What is being asked
Records follow. Select each line holding "которого".

** Start of Supplied data **

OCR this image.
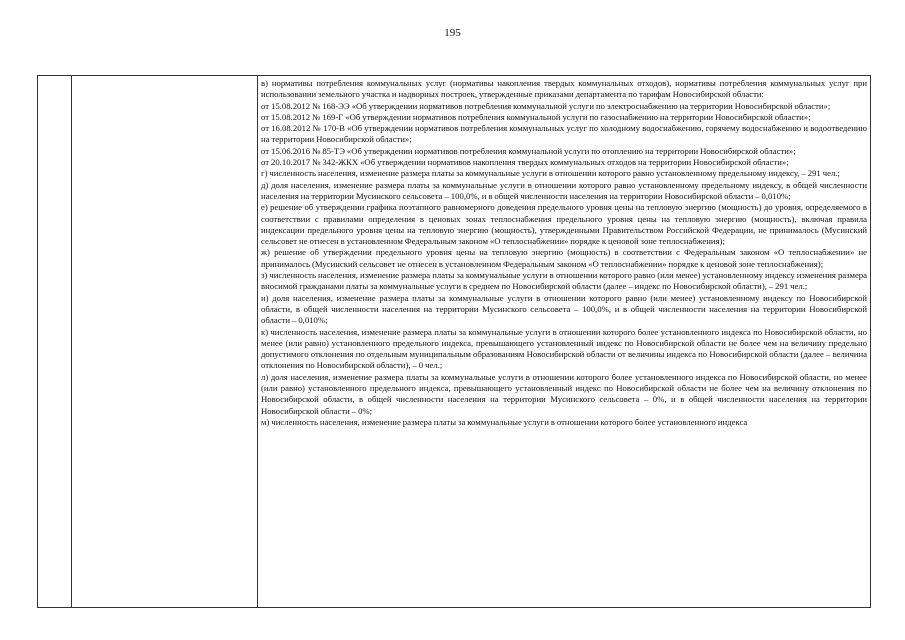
195

в) нормативы потребления коммунальных услуг (нормативы накопления твердых коммунальных отходов), нормативы потребления коммунальных услуг при использовании земельного участка и надворных построек, утвержденные приказами департамента по тарифам Новосибирской области:

от 15.08.2012 № 168-ЭЭ «Об утверждении нормативов потребления коммунальной услуги по электроснабжению на территории Новосибирской области»;

от 15.08.2012 № 169-Г «Об утверждении нормативов потребления коммунальной услуги по газоснабжению на территории Новосибирской области»;

от 16.08.2012 № 170-В «Об утверждении нормативов потребления коммунальных услуг по холодному водоснабжению, горячему водоснабжению и водоотведению на территории Новосибирской области»;

от 15.06.2016 № 85-ТЭ «Об утверждении нормативов потребления коммунальной услуги по отоплению на территории Новосибирской области»;

от 20.10.2017 № 342-ЖКХ «Об утверждении нормативов накопления твердых коммунальных отходов на территории Новосибирской области»;

г) численность населения, изменение размера платы за коммунальные услуги в отношении которого равно установленному предельному индексу, – 291 чел.;

д) доля населения, изменение размера платы за коммунальные услуги в отношении которого равно установленному предельному индексу, в общей численности населения на территории Мусинского сельсовета – 100,0%, и в общей численности населения на территории Новосибирской области – 0,010%;

е) решение об утверждении графика поэтапного равномерного доведения предельного уровня цены на тепловую энергию (мощность) до уровня, определяемого в соответствии с правилами определения в ценовых зонах теплоснабжения предельного уровня цены на тепловую энергию (мощность), включая правила индексации предельного уровня цены на тепловую энергию (мощность), утвержденными Правительством Российской Федерации, не принималось (Мусинский сельсовет не отнесен в установленном Федеральным законом «О теплоснабжении» порядке к ценовой зоне теплоснабжения);

ж) решение об утверждении предельного уровня цены на тепловую энергию (мощность) в соответствии с Федеральным законом «О теплоснабжении» не принималось (Мусинский сельсовет не отнесен в установленном Федеральным законом «О теплоснабжении» порядке к ценовой зоне теплоснабжения);

з) численность населения, изменение размера платы за коммунальные услуги в отношении которого равно (или менее) установленному индексу изменения размера вносимой гражданами платы за коммунальные услуги в среднем по Новосибирской области (далее – индекс по Новосибирской области), – 291 чел.;

и) доля населения, изменение размера платы за коммунальные услуги в отношении которого равно (или менее) установленному индексу по Новосибирской области, в общей численности населения на территории Мусинского сельсовета – 100,0%, и в общей численности населения на территории Новосибирской области – 0,010%;

к) численность населения, изменение размера платы за коммунальные услуги в отношении которого более установленного индекса по Новосибирской области, но менее (или равно) установленного предельного индекса, превышающего установленный индекс по Новосибирской области не более чем на величину предельно допустимого отклонения по отдельным муниципальным образованиям Новосибирской области от величины индекса по Новосибирской области (далее – величина отклонения по Новосибирской области), – 0 чел.;

л) доля населения, изменение размера платы за коммунальные услуги в отношении которого более установленного индекса по Новосибирской области, но менее (или равно) установленного предельного индекса, превышающего установленный индекс по Новосибирской области не более чем на величину отклонения по Новосибирской области, в общей численности населения на территории Мусинского сельсовета – 0%, и в общей численности населения на территории Новосибирской области – 0%;

м) численность населения, изменение размера платы за коммунальные услуги в отношении которого более установленного индекса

** End of Supplied data **

Finished answer
г) численность населения, изменение размера платы за коммунальные услуги в отношении которого равно установленному предельному индексу, – 291 чел.;
д) доля населения, изменение размера платы за коммунальные услуги в отношении которого равно установленному предельному индексу, в общей численности населения на территории Мусинского сельсовета – 100,0%, и в общей численности населения на территории Новосибирской области – 0,010%;
з) численность населения, изменение размера платы за коммунальные услуги в отношении которого равно (или менее) установленному индексу изменения размера вносимой гражданами платы за коммунальные услуги в среднем по Новосибирской области (далее – индекс по Новосибирской области), – 291 чел.;
и) доля населения, изменение размера платы за коммунальные услуги в отношении которого равно (или менее) установленному индексу по Новосибирской области, в общей численности населения на территории Мусинского сельсовета – 100,0%, и в общей численности населения на территории Новосибирской области – 0,010%;
к) численность населения, изменение размера платы за коммунальные услуги в отношении которого более установленного индекса по Новосибирской области, но менее (или равно) установленного предельного индекса, превышающего установленный индекс по Новосибирской области не более чем на величину предельно допустимого отклонения по отдельным муниципальным образованиям Новосибирской области от величины индекса по Новосибирской области (далее – величина отклонения по Новосибирской области), – 0 чел.;
л) доля населения, изменение размера платы за коммунальные услуги в отношении которого более установленного индекса по Новосибирской области, но менее (или равно) установленного предельного индекса, превышающего установленный индекс по Новосибирской области не более чем на величину отклонения по Новосибирской области, в общей численности населения на территории Мусинского сельсовета – 0%, и в общей численности населения на территории Новосибирской области – 0%;
м) численность населения, изменение размера платы за коммунальные услуги в отношении которого более установленного индекса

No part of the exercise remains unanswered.